**What you have to do**. Transcribe all the records exactly and omit any images they hold.

**Dataset excerpts**.
━━━━━━━━━━━━━━━━

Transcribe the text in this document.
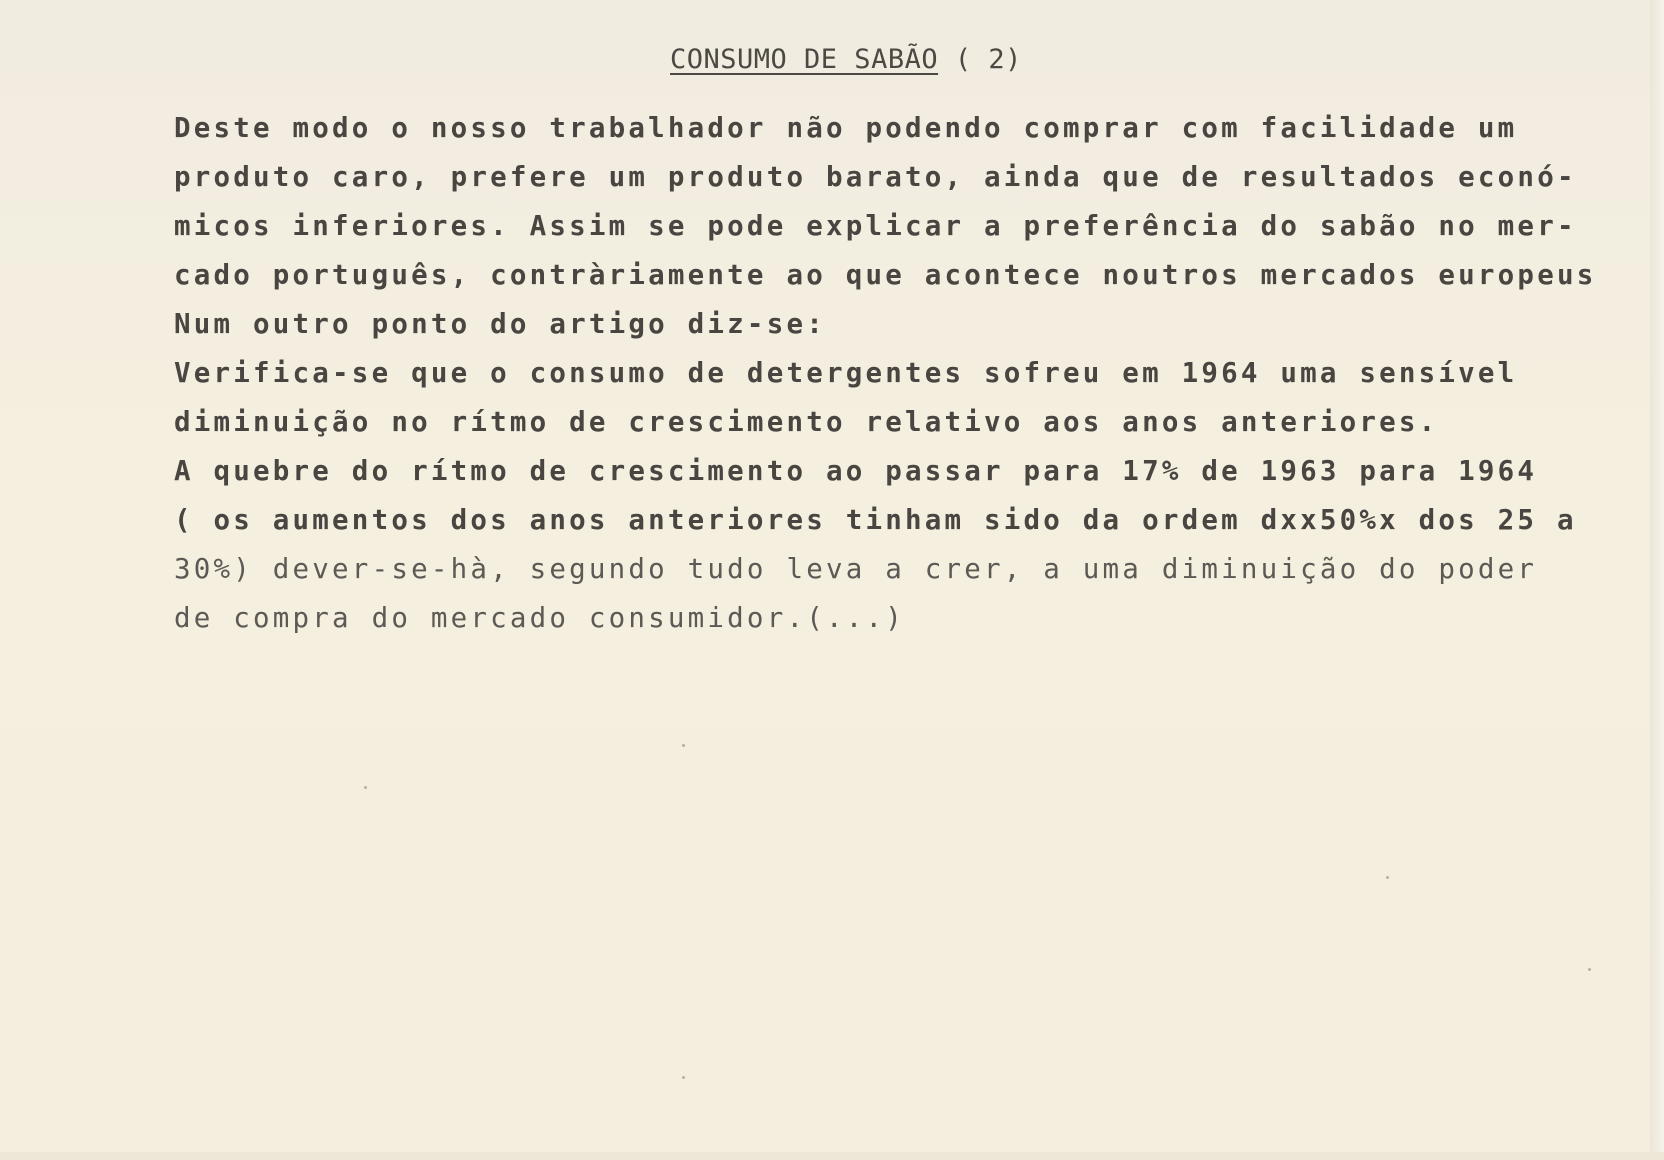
CONSUMO DE SABÃO ( 2)
Deste modo o nosso trabalhador não podendo comprar com facilidade um
produto caro, prefere um produto barato, ainda que de resultados econó-
micos inferiores. Assim se pode explicar a preferência do sabão no mer-
cado português, contràriamente ao que acontece noutros mercados europeus
Num outro ponto do artigo diz-se:
Verifica-se que o consumo de detergentes sofreu em 1964 uma sensível
diminuição no rítmo de crescimento relativo aos anos anteriores.
A quebre do rítmo de crescimento ao passar para 17% de 1963 para 1964
( os aumentos dos anos anteriores tinham sido da ordem dxx50%x dos 25 a
30%) dever-se-hà, segundo tudo leva a crer, a uma diminuição do poder
de compra do mercado consumidor.(...)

━━━━━━━━━━━━━━━━

**Reply**.
Transcribe the text in this document.
CONSUMO DE SABÃO ( 2)
Deste modo o nosso trabalhador não podendo comprar com facilidade um
produto caro, prefere um produto barato, ainda que de resultados econó-
micos inferiores. Assim se pode explicar a preferência do sabão no mer-
cado português, contràriamente ao que acontece noutros mercados europeus
Num outro ponto do artigo diz-se:
Verifica-se que o consumo de detergentes sofreu em 1964 uma sensível
diminuição no rítmo de crescimento relativo aos anos anteriores.
A quebre do rítmo de crescimento ao passar para 17% de 1963 para 1964
( os aumentos dos anos anteriores tinham sido da ordem dxx50%x dos 25 a
30%) dever-se-hà, segundo tudo leva a crer, a uma diminuição do poder
de compra do mercado consumidor.(...)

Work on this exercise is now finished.